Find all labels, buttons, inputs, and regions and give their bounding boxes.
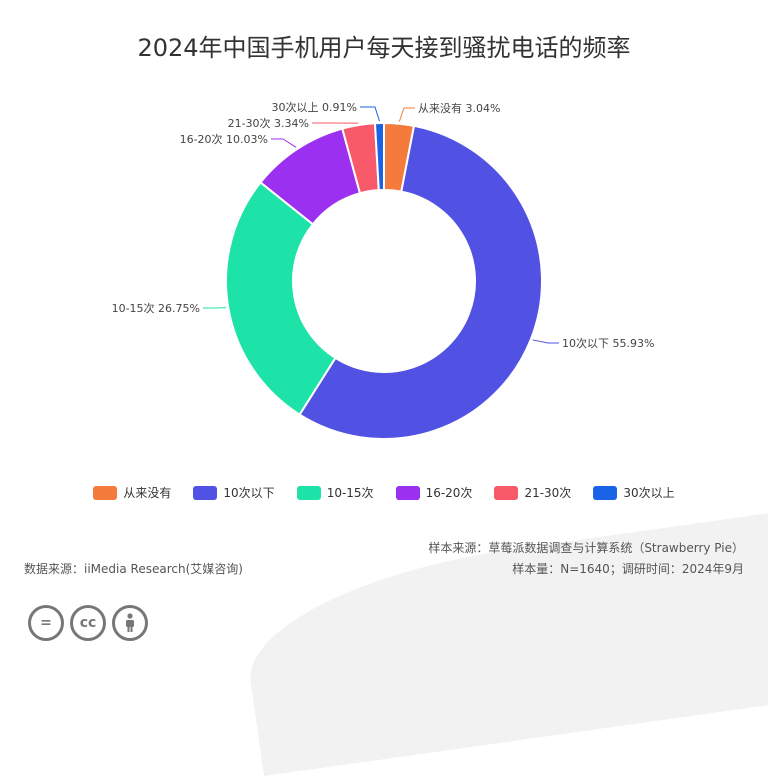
license-icons: = cc <box>28 605 148 641</box>
sample-size: 样本量：N=1640；调研时间：2024年9月 <box>512 560 744 577</box>
legend-item-4[interactable]: 21-30次 <box>494 484 571 501</box>
legend-label-2: 10-15次 <box>327 484 374 501</box>
legend-item-0[interactable]: 从来没有 <box>93 484 171 501</box>
person-icon <box>112 605 148 641</box>
equals-icon: = <box>28 605 64 641</box>
leader-line-0 <box>399 108 415 122</box>
legend-label-0: 从来没有 <box>123 484 171 501</box>
legend-swatch-2 <box>297 486 321 500</box>
data-label-1: 10次以下 55.93% <box>562 336 654 350</box>
legend-swatch-4 <box>494 486 518 500</box>
legend-swatch-1 <box>193 486 217 500</box>
legend-label-3: 16-20次 <box>426 484 473 501</box>
leader-line-3 <box>271 139 296 147</box>
legend-label-5: 30次以上 <box>623 484 674 501</box>
data-label-2: 10-15次 26.75% <box>112 301 200 315</box>
legend-swatch-3 <box>396 486 420 500</box>
legend-item-5[interactable]: 30次以上 <box>593 484 674 501</box>
legend-item-2[interactable]: 10-15次 <box>297 484 374 501</box>
data-label-3: 16-20次 10.03% <box>180 132 268 146</box>
legend-label-4: 21-30次 <box>524 484 571 501</box>
data-label-5: 30次以上 0.91% <box>272 100 357 114</box>
legend: 从来没有 10次以下 10-15次 16-20次 21-30次 30次以上 <box>0 484 768 501</box>
sample-source: 样本来源：草莓派数据调查与计算系统（Strawberry Pie） <box>428 539 744 556</box>
leader-line-5 <box>360 107 379 121</box>
legend-swatch-5 <box>593 486 617 500</box>
data-source: 数据来源：iiMedia Research(艾媒咨询) <box>24 560 243 577</box>
data-label-0: 从来没有 3.04% <box>418 101 500 115</box>
donut-chart: 从来没有 3.04% 10次以下 55.93% 10-15次 26.75% 16-20… <box>0 0 768 480</box>
legend-item-1[interactable]: 10次以下 <box>193 484 274 501</box>
leader-line-1 <box>533 340 559 343</box>
data-label-4: 21-30次 3.34% <box>228 116 309 130</box>
legend-label-1: 10次以下 <box>223 484 274 501</box>
legend-item-3[interactable]: 16-20次 <box>396 484 473 501</box>
legend-swatch-0 <box>93 486 117 500</box>
cc-icon: cc <box>70 605 106 641</box>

Work required:
Update the rows above by changing every "leader-line" to "connector-line" and keeping everything else the same. Leave out the pictures.

Full response:
Find all labels, buttons, inputs, and regions and give their bounding boxes.
license-icons: = cc <box>28 605 148 641</box>
sample-size: 样本量：N=1640；调研时间：2024年9月 <box>512 560 744 577</box>
legend-item-4[interactable]: 21-30次 <box>494 484 571 501</box>
legend-label-2: 10-15次 <box>327 484 374 501</box>
legend-item-0[interactable]: 从来没有 <box>93 484 171 501</box>
person-icon <box>112 605 148 641</box>
equals-icon: = <box>28 605 64 641</box>
connector-line-0 <box>399 108 415 122</box>
legend-label-0: 从来没有 <box>123 484 171 501</box>
legend-swatch-2 <box>297 486 321 500</box>
data-label-1: 10次以下 55.93% <box>562 336 654 350</box>
legend-swatch-4 <box>494 486 518 500</box>
legend-swatch-1 <box>193 486 217 500</box>
legend-label-3: 16-20次 <box>426 484 473 501</box>
connector-line-3 <box>271 139 296 147</box>
legend-label-5: 30次以上 <box>623 484 674 501</box>
data-label-2: 10-15次 26.75% <box>112 301 200 315</box>
legend-swatch-3 <box>396 486 420 500</box>
legend-item-5[interactable]: 30次以上 <box>593 484 674 501</box>
legend-item-2[interactable]: 10-15次 <box>297 484 374 501</box>
data-label-3: 16-20次 10.03% <box>180 132 268 146</box>
legend-label-4: 21-30次 <box>524 484 571 501</box>
data-label-5: 30次以上 0.91% <box>272 100 357 114</box>
legend: 从来没有 10次以下 10-15次 16-20次 21-30次 30次以上 <box>0 484 768 501</box>
sample-source: 样本来源：草莓派数据调查与计算系统（Strawberry Pie） <box>428 539 744 556</box>
connector-line-5 <box>360 107 379 121</box>
legend-swatch-5 <box>593 486 617 500</box>
data-source: 数据来源：iiMedia Research(艾媒咨询) <box>24 560 243 577</box>
data-label-0: 从来没有 3.04% <box>418 101 500 115</box>
donut-chart: 从来没有 3.04% 10次以下 55.93% 10-15次 26.75% 16-20… <box>0 0 768 480</box>
legend-item-1[interactable]: 10次以下 <box>193 484 274 501</box>
connector-line-1 <box>533 340 559 343</box>
data-label-4: 21-30次 3.34% <box>228 116 309 130</box>
legend-label-1: 10次以下 <box>223 484 274 501</box>
legend-item-3[interactable]: 16-20次 <box>396 484 473 501</box>
legend-swatch-0 <box>93 486 117 500</box>
cc-icon: cc <box>70 605 106 641</box>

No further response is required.